-- start --

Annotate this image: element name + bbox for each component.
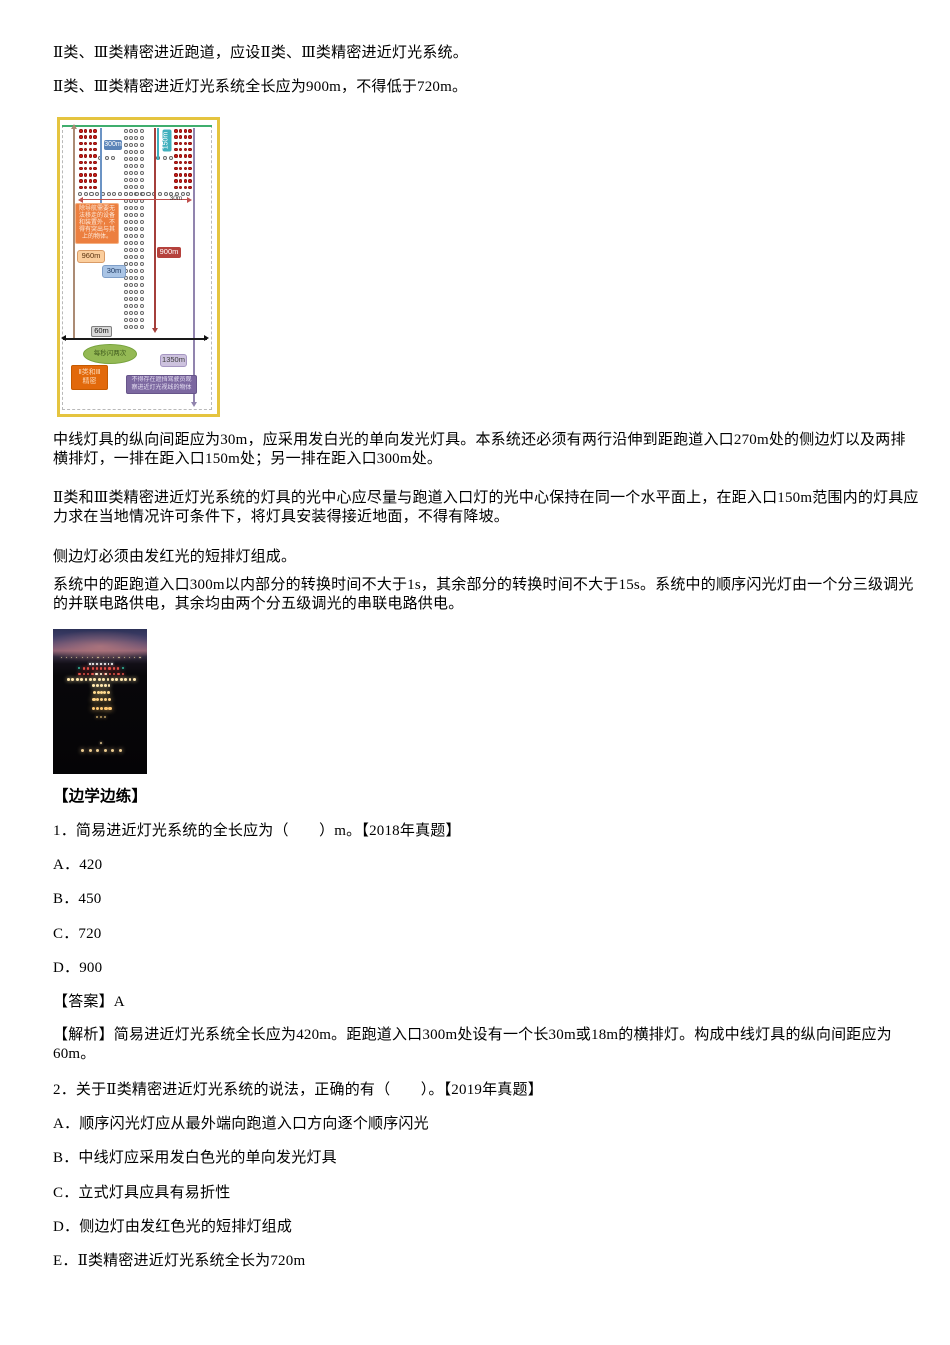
runway-light — [115, 678, 118, 681]
runway-light — [124, 657, 125, 658]
question-2-option-e: E．Ⅱ类精密进近灯光系统全长为720m — [53, 1252, 919, 1271]
question-2-option-a: A．顺序闪光灯应从最外端向跑道入口方向逐个顺序闪光 — [53, 1115, 919, 1134]
runway-light — [122, 673, 124, 675]
runway-light — [81, 749, 84, 752]
question-1-stem: 1．简易进近灯光系统的全长应为（ ）m。【2018年真题】 — [53, 822, 919, 841]
60m-width-arrow — [63, 338, 207, 340]
diagram-label: 不得存在遮挡驾驶员观 察进近灯光视线的物体 — [126, 375, 197, 394]
runway-light — [129, 678, 132, 681]
runway-light — [78, 667, 80, 669]
runway-light — [100, 673, 102, 675]
runway-light — [109, 673, 111, 675]
runway-light — [104, 663, 106, 665]
runway-light — [108, 667, 110, 669]
150m-measure-line — [157, 128, 159, 160]
runway-light — [129, 657, 130, 658]
runway-light — [96, 707, 99, 710]
runway-light — [100, 663, 102, 665]
runway-light — [118, 657, 119, 658]
runway-light — [66, 657, 67, 658]
question-2-stem: 2．关于Ⅱ类精密进近灯光系统的说法，正确的有（ ）。【2019年真题】 — [53, 1081, 919, 1100]
question-2-option-b: B．中线灯应采用发白色光的单向发光灯具 — [53, 1149, 919, 1168]
runway-light — [96, 698, 99, 701]
runway-light — [103, 691, 106, 694]
runway-light — [104, 667, 106, 669]
diagram-label: 1350m — [160, 354, 187, 367]
900m-measure-line — [154, 128, 156, 330]
runway-light — [67, 678, 70, 681]
runway-light — [113, 667, 115, 669]
arrowhead — [152, 328, 158, 333]
paragraph-runway-requirement: Ⅱ类、Ⅲ类精密进近跑道，应设Ⅱ类、Ⅲ类精密进近灯光系统。 — [53, 44, 919, 63]
runway-light — [91, 673, 93, 675]
runway-light — [96, 716, 98, 718]
practice-heading: 【边学边练】 — [53, 787, 919, 806]
arrowhead — [61, 335, 66, 341]
runway-light — [95, 673, 97, 675]
runway-light — [71, 657, 72, 658]
runway-light — [61, 657, 62, 658]
diagram-label: 除导航需要无 法移走的设备 和装置外，不 得有突出与其 上的物体。 — [75, 203, 119, 244]
runway-light — [85, 678, 88, 681]
question-1-option-d: D．900 — [53, 959, 919, 978]
arrowhead — [78, 197, 83, 203]
runway-light — [87, 673, 89, 675]
runway-light — [104, 707, 107, 710]
runway-light — [113, 657, 114, 658]
runway-light — [113, 673, 115, 675]
runway-light — [108, 684, 111, 687]
runway-light — [111, 663, 113, 665]
question-1-option-c: C．720 — [53, 925, 919, 944]
runway-light — [96, 684, 99, 687]
runway-light — [89, 749, 92, 752]
runway-light — [107, 691, 110, 694]
approach-lighting-diagram: 300m150m30m除导航需要无 法移走的设备 和装置外，不 得有突出与其 上… — [57, 117, 220, 417]
runway-light — [83, 673, 85, 675]
runway-light — [92, 667, 94, 669]
runway-light — [102, 678, 105, 681]
runway-light — [82, 657, 83, 658]
runway-light — [104, 749, 107, 752]
runway-light — [96, 749, 99, 752]
runway-light — [100, 716, 102, 718]
paragraph-switch-time: 系统中的距跑道入口300m以内部分的转换时间不大于1s，其余部分的转换时间不大于… — [53, 576, 919, 614]
arrowhead — [187, 197, 192, 203]
runway-light — [89, 663, 91, 665]
runway-light — [139, 657, 140, 658]
paragraph-centerline-spacing: 中线灯具的纵向间距应为30m，应采用发白光的单向发光灯具。本系统还必须有两行沿伸… — [53, 431, 919, 469]
question-1-answer: 【答案】A — [53, 993, 919, 1012]
runway-light — [107, 678, 110, 681]
arrowhead — [204, 335, 209, 341]
runway-light — [104, 684, 107, 687]
runway-light — [98, 678, 101, 681]
runway-threshold-line — [62, 125, 212, 127]
diagram-label: 900m — [157, 247, 181, 258]
runway-light — [117, 673, 119, 675]
runway-light — [93, 678, 96, 681]
runway-light — [100, 698, 103, 701]
runway-light — [100, 707, 103, 710]
runway-light — [80, 678, 83, 681]
runway-light — [108, 657, 109, 658]
diagram-label: 960m — [77, 250, 105, 263]
arrowhead — [71, 124, 77, 129]
runway-light — [120, 678, 123, 681]
runway-light — [124, 678, 127, 681]
runway-light — [104, 716, 106, 718]
question-2-option-d: D．侧边灯由发红色光的短排灯组成 — [53, 1218, 919, 1237]
paragraph-system-length: Ⅱ类、Ⅲ类精密进近灯光系统全长应为900m，不得低于720m。 — [53, 78, 919, 97]
runway-light — [108, 707, 111, 710]
approach-diagram-canvas: 300m150m30m除导航需要无 法移走的设备 和装置外，不 得有突出与其 上… — [60, 120, 217, 414]
diagram-label: 30m — [166, 195, 186, 203]
diagram-label: Ⅱ类和Ⅲ 精密 — [71, 365, 108, 390]
diagram-label: 30m — [102, 265, 126, 278]
runway-light — [103, 657, 104, 658]
runway-light — [97, 657, 98, 658]
runway-light — [92, 707, 95, 710]
1350m-measure-line — [193, 128, 195, 404]
runway-photo-canvas — [53, 629, 147, 774]
runway-light — [134, 657, 135, 658]
runway-light — [83, 667, 85, 669]
runway-light — [93, 691, 96, 694]
runway-light — [108, 663, 110, 665]
diagram-label: 60m — [91, 326, 112, 337]
question-1-option-a: A．420 — [53, 856, 919, 875]
runway-light — [122, 667, 124, 669]
runway-light — [117, 667, 119, 669]
paragraph-side-lights: 侧边灯必须由发红光的短排灯组成。 — [53, 548, 919, 567]
diagram-label: 300m — [104, 140, 122, 150]
paragraph-light-center: Ⅱ类和Ⅲ类精密进近灯光系统的灯具的光中心应尽量与跑道入口灯的光中心保持在同一个水… — [53, 489, 919, 527]
runway-light — [76, 657, 77, 658]
runway-light — [100, 684, 103, 687]
runway-light — [96, 667, 98, 669]
runway-light — [76, 678, 79, 681]
document-page: Ⅱ类、Ⅲ类精密进近跑道，应设Ⅱ类、Ⅲ类精密进近灯光系统。 Ⅱ类、Ⅲ类精密进近灯光… — [0, 0, 950, 1345]
runway-light — [100, 742, 102, 744]
runway-light — [105, 673, 107, 675]
runway-light — [71, 678, 74, 681]
runway-light — [111, 749, 114, 752]
runway-light — [78, 673, 80, 675]
runway-light — [119, 749, 122, 752]
runway-light — [92, 684, 95, 687]
question-1-analysis: 【解析】简易进近灯光系统全长应为420m。距跑道入口300m处设有一个长30m或… — [53, 1026, 919, 1064]
question-1-option-b: B．450 — [53, 890, 919, 909]
runway-light — [96, 663, 98, 665]
arrowhead — [191, 402, 197, 407]
runway-light — [92, 698, 95, 701]
runway-light — [87, 667, 89, 669]
runway-light — [133, 678, 136, 681]
runway-light — [89, 678, 92, 681]
runway-night-photo — [53, 629, 147, 774]
runway-light — [87, 657, 88, 658]
runway-light — [92, 657, 93, 658]
runway-light — [104, 698, 107, 701]
diagram-label: 150m — [163, 130, 172, 152]
runway-light — [92, 663, 94, 665]
question-2-option-c: C．立式灯具应具有易折性 — [53, 1184, 919, 1203]
runway-light — [100, 667, 102, 669]
runway-light — [111, 678, 114, 681]
diagram-label: 每秒闪两次 — [83, 344, 137, 364]
runway-light — [108, 698, 111, 701]
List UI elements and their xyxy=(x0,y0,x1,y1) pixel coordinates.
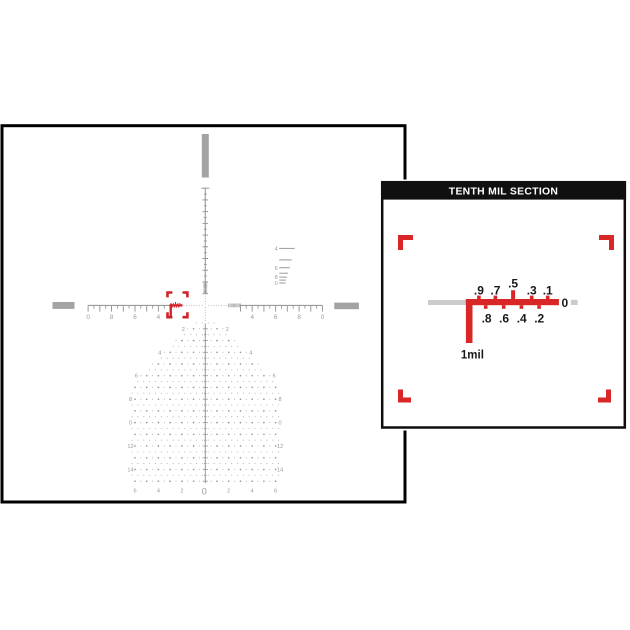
svg-text:2: 2 xyxy=(180,489,183,495)
svg-text:4: 4 xyxy=(157,489,160,495)
svg-text:6: 6 xyxy=(133,314,137,321)
svg-text:.6: .6 xyxy=(499,312,509,326)
svg-text:8: 8 xyxy=(129,397,132,403)
svg-text:0: 0 xyxy=(129,421,132,427)
svg-text:4: 4 xyxy=(275,247,278,253)
svg-text:6: 6 xyxy=(133,489,136,495)
svg-text:6: 6 xyxy=(274,489,277,495)
svg-text:0: 0 xyxy=(202,487,207,497)
svg-text:0: 0 xyxy=(562,296,569,310)
svg-text:.2: .2 xyxy=(534,312,544,326)
svg-text:8: 8 xyxy=(110,314,114,321)
svg-text:0: 0 xyxy=(321,314,325,321)
svg-text:TENTH MIL SECTION: TENTH MIL SECTION xyxy=(449,187,558,198)
svg-text:1mil: 1mil xyxy=(461,350,484,362)
svg-text:.3: .3 xyxy=(527,283,537,297)
svg-text:2: 2 xyxy=(182,327,185,333)
svg-text:.7: .7 xyxy=(490,283,500,297)
svg-text:4: 4 xyxy=(251,489,254,495)
svg-text:4: 4 xyxy=(249,350,252,356)
svg-text:12: 12 xyxy=(127,444,133,450)
svg-text:.5: .5 xyxy=(508,276,518,290)
svg-text:8: 8 xyxy=(279,397,282,403)
svg-text:6: 6 xyxy=(275,266,278,272)
svg-text:6: 6 xyxy=(274,314,278,321)
svg-text:.8: .8 xyxy=(482,312,492,326)
svg-text:0: 0 xyxy=(86,314,90,321)
svg-text:2: 2 xyxy=(227,489,230,495)
svg-text:2: 2 xyxy=(226,327,229,333)
svg-text:8: 8 xyxy=(297,314,301,321)
svg-text:.4: .4 xyxy=(517,312,527,326)
svg-text:12: 12 xyxy=(277,444,283,450)
svg-text:14: 14 xyxy=(277,468,283,474)
svg-text:14: 14 xyxy=(127,468,133,474)
svg-text:0: 0 xyxy=(279,421,282,427)
svg-text:0: 0 xyxy=(275,281,278,287)
svg-text:4: 4 xyxy=(250,314,254,321)
svg-text:6: 6 xyxy=(135,374,138,380)
svg-text:4: 4 xyxy=(158,350,161,356)
svg-text:4: 4 xyxy=(157,314,161,321)
svg-text:.9: .9 xyxy=(474,283,484,297)
svg-text:.1: .1 xyxy=(543,283,553,297)
svg-text:6: 6 xyxy=(273,374,276,380)
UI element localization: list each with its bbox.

-- end --

• Task brief: Retype the lines from the one containing "svg-text:2: 2 xyxy=(180,489,183,495)" through the one containing "svg-text:6: 6 xyxy=(274,489,277,495)", both included, exactly as they appear.

• Solved problem:
svg-text:2: 2 xyxy=(180,489,183,495)
svg-text:4: 4 xyxy=(157,489,160,495)
svg-text:6: 6 xyxy=(133,314,137,321)
svg-text:.6: .6 xyxy=(499,312,509,326)
svg-text:8: 8 xyxy=(129,397,132,403)
svg-text:0: 0 xyxy=(129,421,132,427)
svg-text:4: 4 xyxy=(275,247,278,253)
svg-text:6: 6 xyxy=(133,489,136,495)
svg-text:6: 6 xyxy=(274,489,277,495)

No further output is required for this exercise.